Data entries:
═══

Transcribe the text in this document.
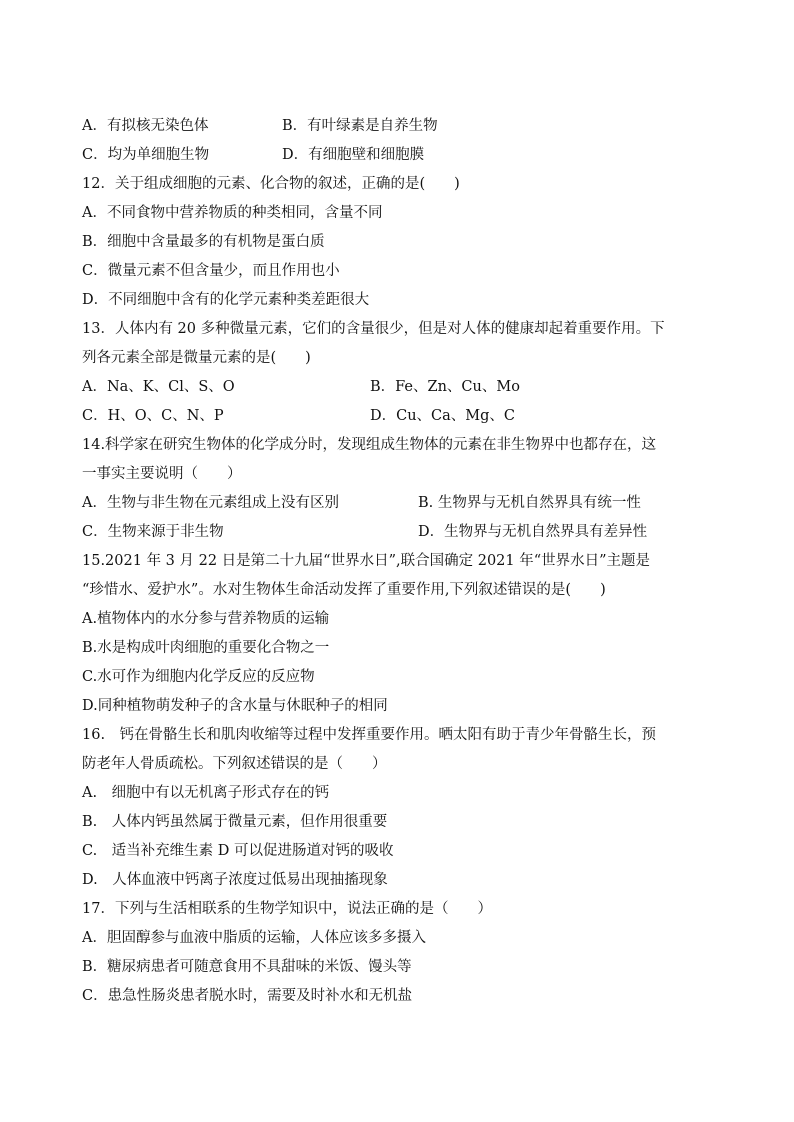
A．有拟核无染色体	B．有叶绿素是自养生物
C．均为单细胞生物	D．有细胞壁和细胞膜
12．关于组成细胞的元素、化合物的叙述，正确的是(　　)
A．不同食物中营养物质的种类相同，含量不同
B．细胞中含量最多的有机物是蛋白质
C．微量元素不但含量少，而且作用也小
D．不同细胞中含有的化学元素种类差距很大
13．人体内有 20 多种微量元素，它们的含量很少，但是对人体的健康却起着重要作用。下
列各元素全部是微量元素的是(　　)
A．Na、K、Cl、S、O	B．Fe、Zn、Cu、Mo
C．H、O、C、N、P	D．Cu、Ca、Mg、C
14.科学家在研究生物体的化学成分时，发现组成生物体的元素在非生物界中也都存在，这
一事实主要说明（　　）
A．生物与非生物在元素组成上没有区别	B. 生物界与无机自然界具有统一性
C．生物来源于非生物	D．生物界与无机自然界具有差异性
15.2021 年 3 月 22 日是第二十九届“世界水日”,联合国确定 2021 年“世界水日”主题是
“珍惜水、爱护水”。水对生物体生命活动发挥了重要作用,下列叙述错误的是(　　)
A.植物体内的水分参与营养物质的运输
B.水是构成叶肉细胞的重要化合物之一
C.水可作为细胞内化学反应的反应物
D.同种植物萌发种子的含水量与休眠种子的相同
16.　钙在骨骼生长和肌肉收缩等过程中发挥重要作用。晒太阳有助于青少年骨骼生长，预
防老年人骨质疏松。下列叙述错误的是（　　）
A.　细胞中有以无机离子形式存在的钙
B.　人体内钙虽然属于微量元素，但作用很重要
C.　适当补充维生素 D 可以促进肠道对钙的吸收
D.　人体血液中钙离子浓度过低易出现抽搐现象
17．下列与生活相联系的生物学知识中，说法正确的是（　　）
A．胆固醇参与血液中脂质的运输，人体应该多多摄入
B．糖尿病患者可随意食用不具甜味的米饭、馒头等
C．患急性肠炎患者脱水时，需要及时补水和无机盐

═══

**What is expected**
Print the records word for word and exclude any picture they hold.

**Output for this exercise**
Transcribe the text in this document.
A．有拟核无染色体	B．有叶绿素是自养生物
C．均为单细胞生物	D．有细胞壁和细胞膜
12．关于组成细胞的元素、化合物的叙述，正确的是(　　)
A．不同食物中营养物质的种类相同，含量不同
B．细胞中含量最多的有机物是蛋白质
C．微量元素不但含量少，而且作用也小
D．不同细胞中含有的化学元素种类差距很大
13．人体内有 20 多种微量元素，它们的含量很少，但是对人体的健康却起着重要作用。下
列各元素全部是微量元素的是(　　)
A．Na、K、Cl、S、O	B．Fe、Zn、Cu、Mo
C．H、O、C、N、P	D．Cu、Ca、Mg、C
14.科学家在研究生物体的化学成分时，发现组成生物体的元素在非生物界中也都存在，这
一事实主要说明（　　）
A．生物与非生物在元素组成上没有区别	B. 生物界与无机自然界具有统一性
C．生物来源于非生物	D．生物界与无机自然界具有差异性
15.2021 年 3 月 22 日是第二十九届“世界水日”,联合国确定 2021 年“世界水日”主题是
“珍惜水、爱护水”。水对生物体生命活动发挥了重要作用,下列叙述错误的是(　　)
A.植物体内的水分参与营养物质的运输
B.水是构成叶肉细胞的重要化合物之一
C.水可作为细胞内化学反应的反应物
D.同种植物萌发种子的含水量与休眠种子的相同
16.　钙在骨骼生长和肌肉收缩等过程中发挥重要作用。晒太阳有助于青少年骨骼生长，预
防老年人骨质疏松。下列叙述错误的是（　　）
A.　细胞中有以无机离子形式存在的钙
B.　人体内钙虽然属于微量元素，但作用很重要
C.　适当补充维生素 D 可以促进肠道对钙的吸收
D.　人体血液中钙离子浓度过低易出现抽搐现象
17．下列与生活相联系的生物学知识中，说法正确的是（　　）
A．胆固醇参与血液中脂质的运输，人体应该多多摄入
B．糖尿病患者可随意食用不具甜味的米饭、馒头等
C．患急性肠炎患者脱水时，需要及时补水和无机盐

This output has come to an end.